(Some records)
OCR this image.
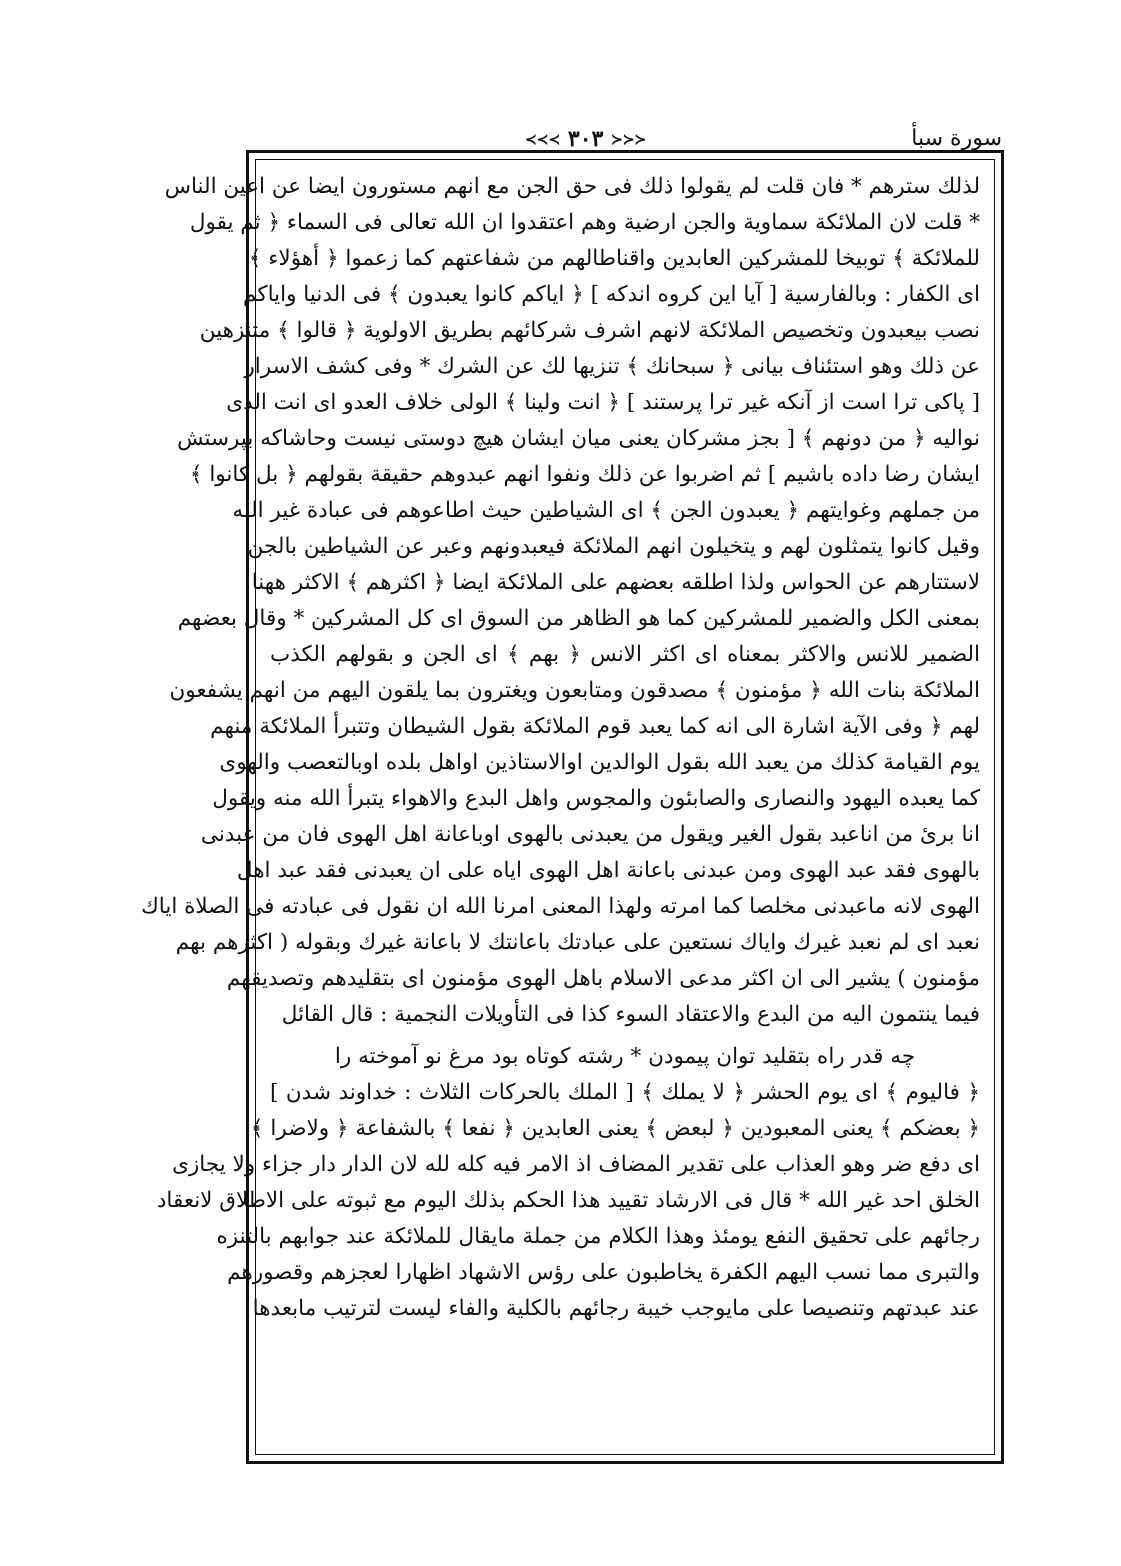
سورة سبأ
≺≺≺ ٣٠٣ ≻≻≻
لذلك سترهم * فان قلت لم يقولوا ذلك فى حق الجن مع انهم مستورون ايضا عن اعين الناس
* قلت لان الملائكة سماوية والجن ارضية وهم اعتقدوا ان الله تعالى فى السماء ﴿ ثم يقول
للملائكة ﴾ توبيخا للمشركين العابدين واقناطالهم من شفاعتهم كما زعموا ﴿ أهؤلاء ﴾
اى الكفار : وبالفارسية [ آيا اين كروه اندكه ] ﴿ اياكم كانوا يعبدون ﴾ فى الدنيا واياكم
نصب بيعبدون وتخصيص الملائكة لانهم اشرف شركائهم بطريق الاولوية ﴿ قالوا ﴾ متنزهين
عن ذلك وهو استئناف بيانى ﴿ سبحانك ﴾ تنزيها لك عن الشرك * وفى كشف الاسرار
[ پاكى ترا است از آنكه غير ترا پرستند ] ﴿ انت ولينا ﴾ الولى خلاف العدو اى انت الذى
نواليه ﴿ من دونهم ﴾ [ بجز مشركان يعنى ميان ايشان هيچ دوستى نيست وحاشاكه بپرستش
ايشان رضا داده باشيم ] ثم اضربوا عن ذلك ونفوا انهم عبدوهم حقيقة بقولهم ﴿ بل كانوا ﴾
من جملهم وغوايتهم ﴿ يعبدون الجن ﴾ اى الشياطين حيث اطاعوهم فى عبادة غير الله
وقيل كانوا يتمثلون لهم و يتخيلون انهم الملائكة فيعبدونهم وعبر عن الشياطين بالجن
لاستتارهم عن الحواس ولذا اطلقه بعضهم على الملائكة ايضا ﴿ اكثرهم ﴾ الاكثر ههنا
بمعنى الكل والضمير للمشركين كما هو الظاهر من السوق اى كل المشركين * وقال بعضهم
الضمير للانس والاكثر بمعناه اى اكثر الانس ﴿ بهم ﴾ اى الجن و بقولهم الكذب
الملائكة بنات الله ﴿ مؤمنون ﴾ مصدقون ومتابعون ويغترون بما يلقون اليهم من انهم يشفعون
لهم ﴿ وفى الآية اشارة الى انه كما يعبد قوم الملائكة بقول الشيطان وتتبرأ الملائكة منهم
يوم القيامة كذلك من يعبد الله بقول الوالدين اوالاستاذين اواهل بلده اوبالتعصب والهوى
كما يعبده اليهود والنصارى والصابئون والمجوس واهل البدع والاهواء يتبرأ الله منه ويقول
انا برئ من اناعبد بقول الغير ويقول من يعبدنى بالهوى اوباعانة اهل الهوى فان من عبدنى
بالهوى فقد عبد الهوى ومن عبدنى باعانة اهل الهوى اياه على ان يعبدنى فقد عبد اهل
الهوى لانه ماعبدنى مخلصا كما امرته ولهذا المعنى امرنا الله ان نقول فى عبادته فى الصلاة اياك
نعبد اى لم نعبد غيرك واياك نستعين على عبادتك باعانتك لا باعانة غيرك وبقوله ( اكثرهم بهم
مؤمنون ) يشير الى ان اكثر مدعى الاسلام باهل الهوى مؤمنون اى بتقليدهم وتصديقهم
فيما ينتمون اليه من البدع والاعتقاد السوء كذا فى التأويلات النجمية : قال القائل
چه قدر راه بتقليد توان پيمودن * رشته كوتاه بود مرغ نو آموخته را
﴿ فاليوم ﴾ اى يوم الحشر ﴿ لا يملك ﴾ [ الملك بالحركات الثلاث : خداوند شدن ]
﴿ بعضكم ﴾ يعنى المعبودين ﴿ لبعض ﴾ يعنى العابدين ﴿ نفعا ﴾ بالشفاعة ﴿ ولاضرا ﴾
اى دفع ضر وهو العذاب على تقدير المضاف اذ الامر فيه كله لله لان الدار دار جزاء ولا يجازى
الخلق احد غير الله * قال فى الارشاد تقييد هذا الحكم بذلك اليوم مع ثبوته على الاطلاق لانعقاد
رجائهم على تحقيق النفع يومئذ وهذا الكلام من جملة مايقال للملائكة عند جوابهم بالتنزه
والتبرى مما نسب اليهم الكفرة يخاطبون على رؤس الاشهاد اظهارا لعجزهم وقصورهم
عند عبدتهم وتنصيصا على مايوجب خيبة رجائهم بالكلية والفاء ليست لترتيب مابعدها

» **What you need to do**
Say how many lines contain "اكثرهم", and give nothing but that number.

» **Reply**
2